◆ PROBLEM DETAILS ◆
Please reproduce word for word the rows between the lines holding "List every element" and "chevron-down-icon[interactable] [546, 28, 562, 44]", inclusive.

◆ DATA PROVIDED ◆
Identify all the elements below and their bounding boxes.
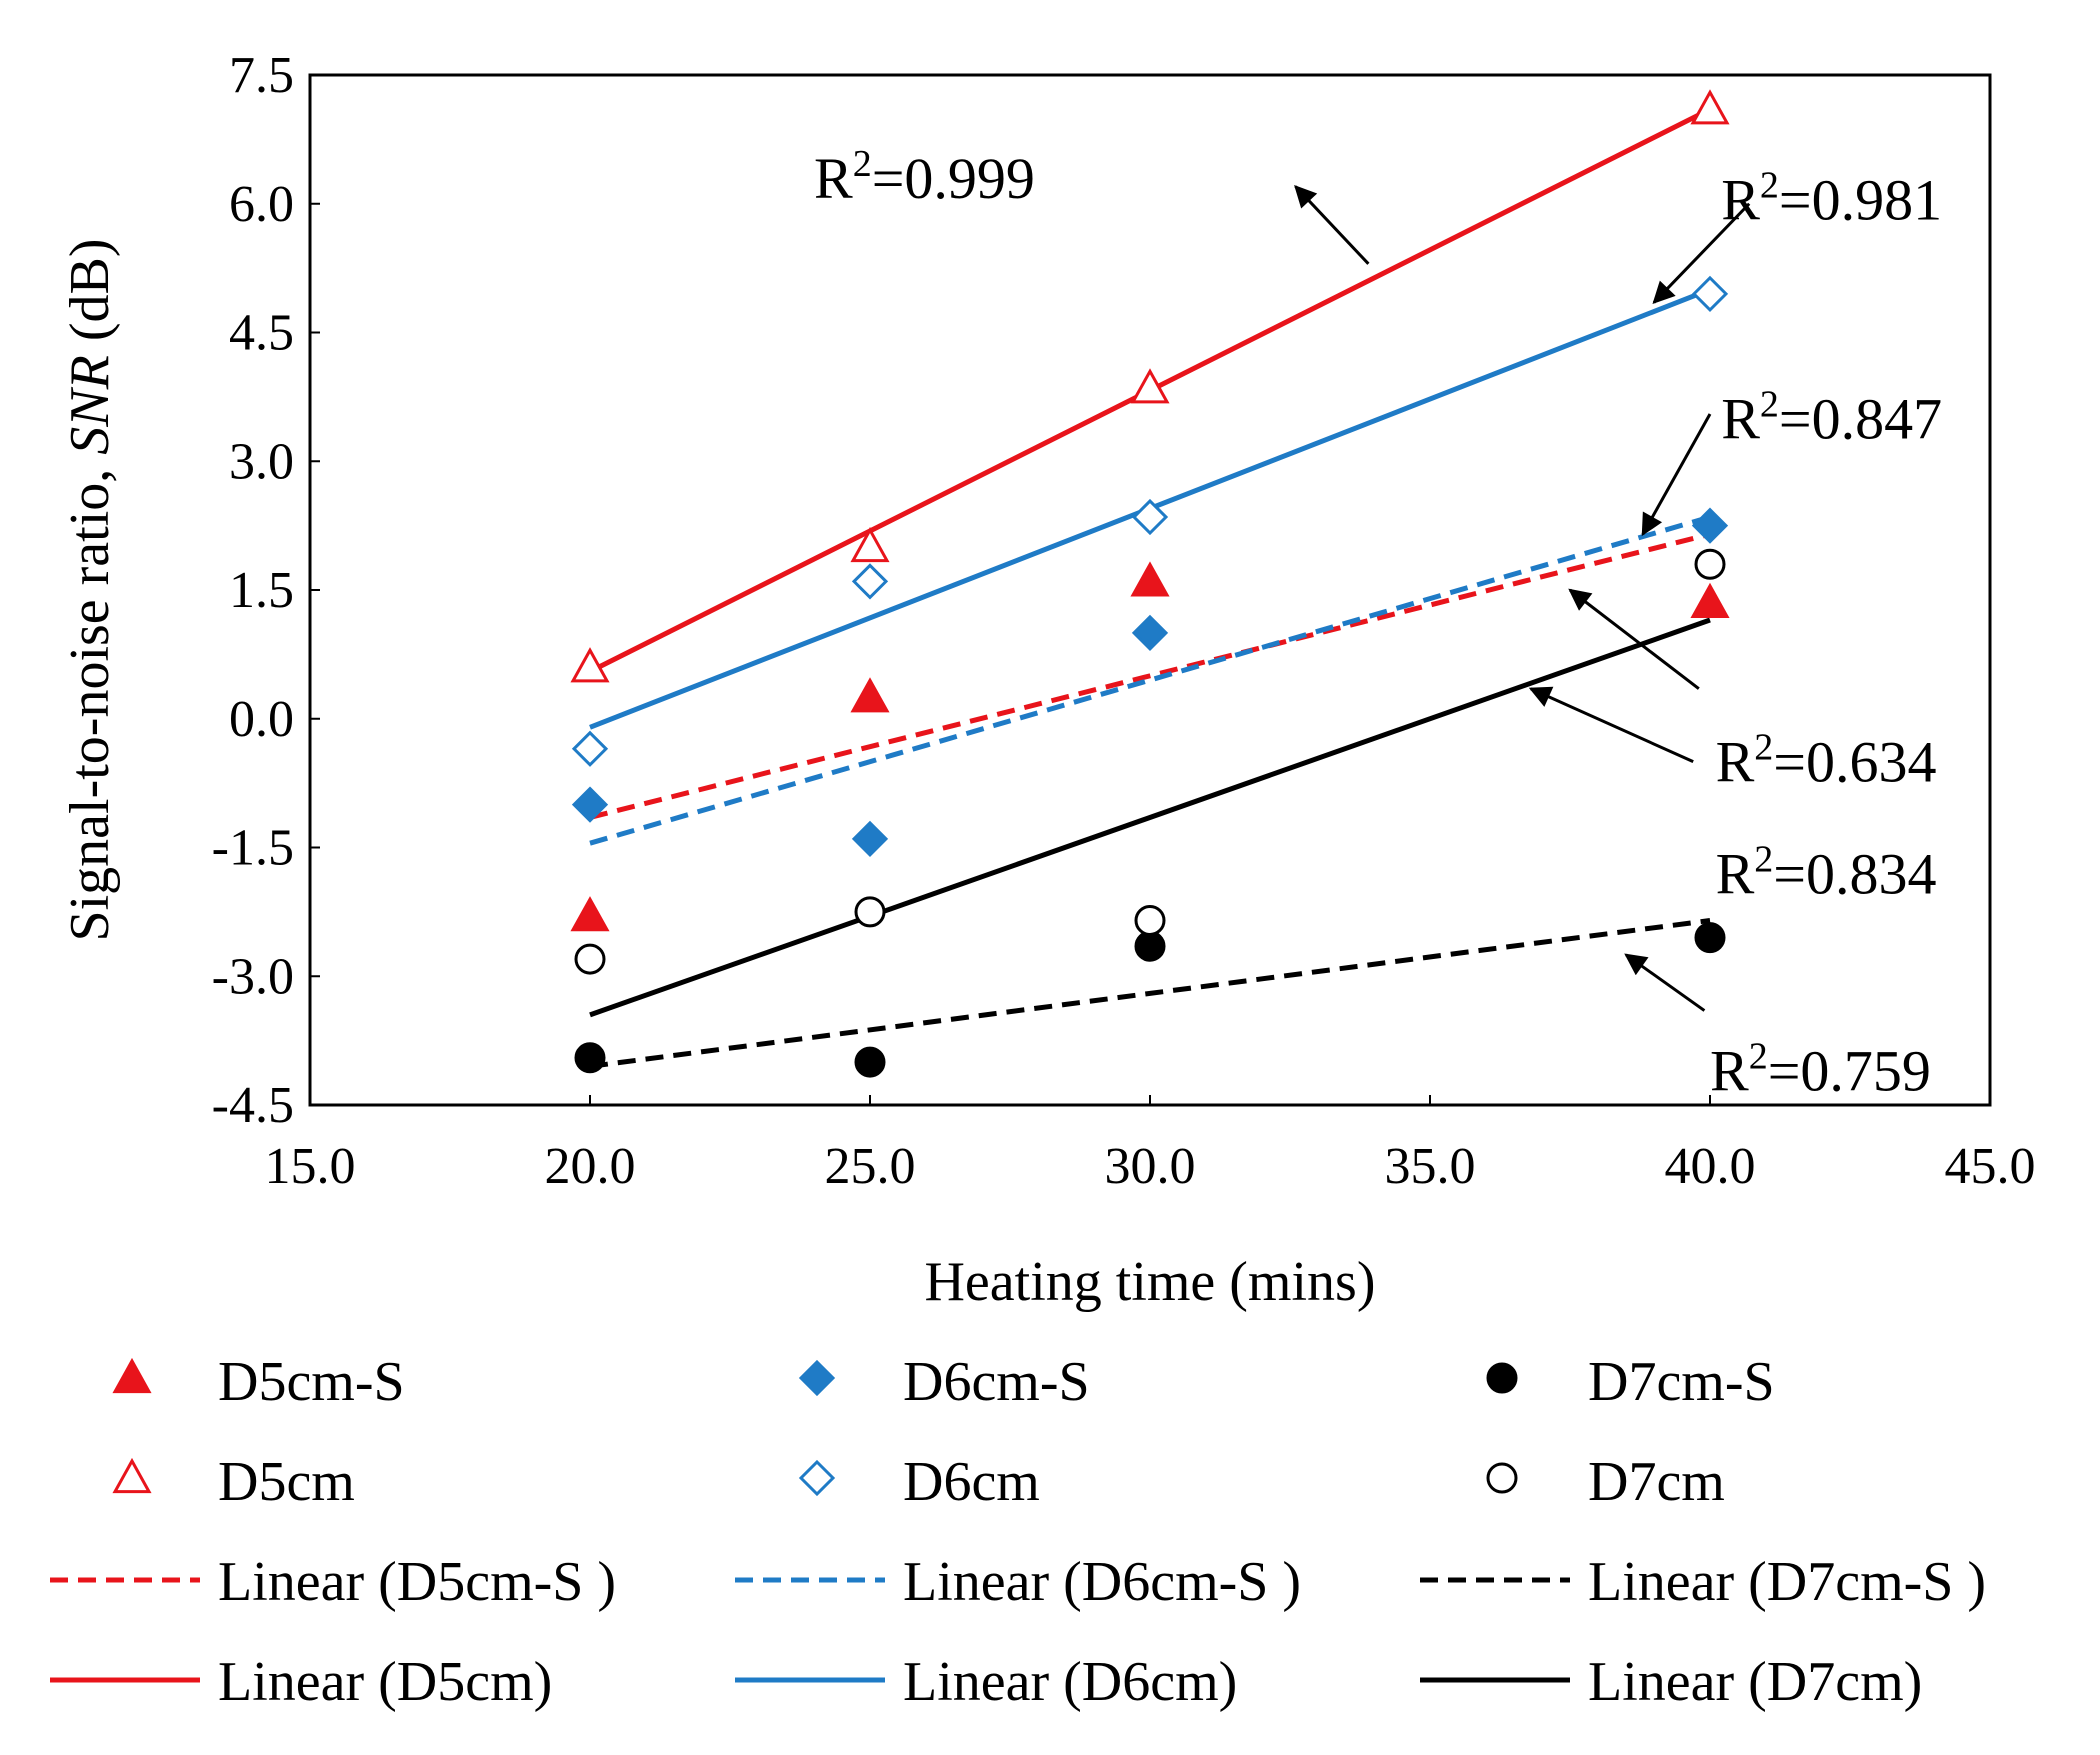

==

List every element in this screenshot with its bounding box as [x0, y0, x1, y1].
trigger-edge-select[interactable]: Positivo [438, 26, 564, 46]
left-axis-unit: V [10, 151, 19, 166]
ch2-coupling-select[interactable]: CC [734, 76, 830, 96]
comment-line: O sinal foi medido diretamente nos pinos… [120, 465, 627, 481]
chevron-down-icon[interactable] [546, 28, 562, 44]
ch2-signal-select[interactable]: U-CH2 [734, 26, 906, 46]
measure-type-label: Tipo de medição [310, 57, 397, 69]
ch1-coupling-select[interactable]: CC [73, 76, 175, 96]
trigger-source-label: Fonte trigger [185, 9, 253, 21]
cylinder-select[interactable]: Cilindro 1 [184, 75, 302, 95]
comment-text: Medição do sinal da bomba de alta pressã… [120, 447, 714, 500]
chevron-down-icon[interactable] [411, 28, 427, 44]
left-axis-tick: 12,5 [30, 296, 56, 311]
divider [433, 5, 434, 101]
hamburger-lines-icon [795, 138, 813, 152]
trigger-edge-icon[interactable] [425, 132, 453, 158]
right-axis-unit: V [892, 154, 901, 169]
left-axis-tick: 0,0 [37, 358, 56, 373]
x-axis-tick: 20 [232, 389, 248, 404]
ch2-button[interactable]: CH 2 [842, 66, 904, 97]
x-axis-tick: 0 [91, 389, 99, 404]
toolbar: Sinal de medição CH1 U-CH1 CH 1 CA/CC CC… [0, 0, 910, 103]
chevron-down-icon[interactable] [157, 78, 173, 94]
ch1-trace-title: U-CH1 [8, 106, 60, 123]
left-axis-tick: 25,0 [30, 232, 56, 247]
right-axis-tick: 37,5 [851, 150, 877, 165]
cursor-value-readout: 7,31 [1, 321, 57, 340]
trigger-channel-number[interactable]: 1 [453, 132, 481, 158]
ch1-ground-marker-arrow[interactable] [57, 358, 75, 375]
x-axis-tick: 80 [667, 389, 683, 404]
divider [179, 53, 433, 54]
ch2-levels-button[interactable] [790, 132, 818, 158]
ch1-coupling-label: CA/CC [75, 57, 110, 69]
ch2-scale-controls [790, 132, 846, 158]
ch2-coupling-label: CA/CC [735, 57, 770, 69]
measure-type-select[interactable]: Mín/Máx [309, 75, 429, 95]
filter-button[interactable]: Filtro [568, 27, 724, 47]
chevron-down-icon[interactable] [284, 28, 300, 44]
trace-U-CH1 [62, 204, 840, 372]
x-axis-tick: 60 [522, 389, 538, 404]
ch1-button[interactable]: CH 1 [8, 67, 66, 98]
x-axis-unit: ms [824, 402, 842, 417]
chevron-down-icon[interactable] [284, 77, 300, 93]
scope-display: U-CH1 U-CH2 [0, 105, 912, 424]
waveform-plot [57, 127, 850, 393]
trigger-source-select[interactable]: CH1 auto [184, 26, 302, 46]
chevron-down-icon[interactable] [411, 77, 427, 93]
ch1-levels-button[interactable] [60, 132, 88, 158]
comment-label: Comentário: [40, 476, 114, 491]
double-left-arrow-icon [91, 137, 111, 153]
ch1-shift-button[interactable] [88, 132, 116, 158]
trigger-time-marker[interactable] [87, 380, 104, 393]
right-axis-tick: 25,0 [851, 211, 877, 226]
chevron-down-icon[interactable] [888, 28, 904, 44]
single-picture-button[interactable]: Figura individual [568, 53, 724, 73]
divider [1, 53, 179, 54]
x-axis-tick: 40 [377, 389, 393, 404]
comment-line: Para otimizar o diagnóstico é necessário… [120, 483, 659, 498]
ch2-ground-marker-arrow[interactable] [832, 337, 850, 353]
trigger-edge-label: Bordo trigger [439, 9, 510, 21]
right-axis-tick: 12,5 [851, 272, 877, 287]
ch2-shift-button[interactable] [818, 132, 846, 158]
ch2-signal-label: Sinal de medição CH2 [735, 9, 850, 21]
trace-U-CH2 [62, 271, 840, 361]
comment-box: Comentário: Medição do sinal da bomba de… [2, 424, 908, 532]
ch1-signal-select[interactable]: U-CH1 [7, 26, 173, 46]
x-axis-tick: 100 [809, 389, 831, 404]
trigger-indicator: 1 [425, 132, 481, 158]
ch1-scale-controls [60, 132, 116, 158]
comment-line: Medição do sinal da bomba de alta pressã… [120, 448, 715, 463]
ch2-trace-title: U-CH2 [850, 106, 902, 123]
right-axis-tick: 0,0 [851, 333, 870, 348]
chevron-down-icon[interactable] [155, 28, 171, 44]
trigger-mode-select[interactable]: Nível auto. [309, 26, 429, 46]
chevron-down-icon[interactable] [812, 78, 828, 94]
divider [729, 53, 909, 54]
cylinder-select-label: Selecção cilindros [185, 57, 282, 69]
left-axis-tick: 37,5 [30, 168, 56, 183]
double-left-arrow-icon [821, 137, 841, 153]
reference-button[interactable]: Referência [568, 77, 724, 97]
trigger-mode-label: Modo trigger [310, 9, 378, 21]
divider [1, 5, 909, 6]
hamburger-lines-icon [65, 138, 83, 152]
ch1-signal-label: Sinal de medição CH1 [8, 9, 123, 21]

◆ THE COMPLETED TASK ◆
List every element in this screenshot with its bounding box as [x0, y0, x1, y1].
trigger-edge-select[interactable]: Positivo [438, 26, 564, 46]
left-axis-unit: V [10, 151, 19, 166]
ch2-coupling-select[interactable]: CC [734, 76, 830, 96]
comment-line: O sinal foi medido diretamente nos pinos… [120, 465, 627, 481]
chevron-down-icon[interactable] [546, 28, 562, 44]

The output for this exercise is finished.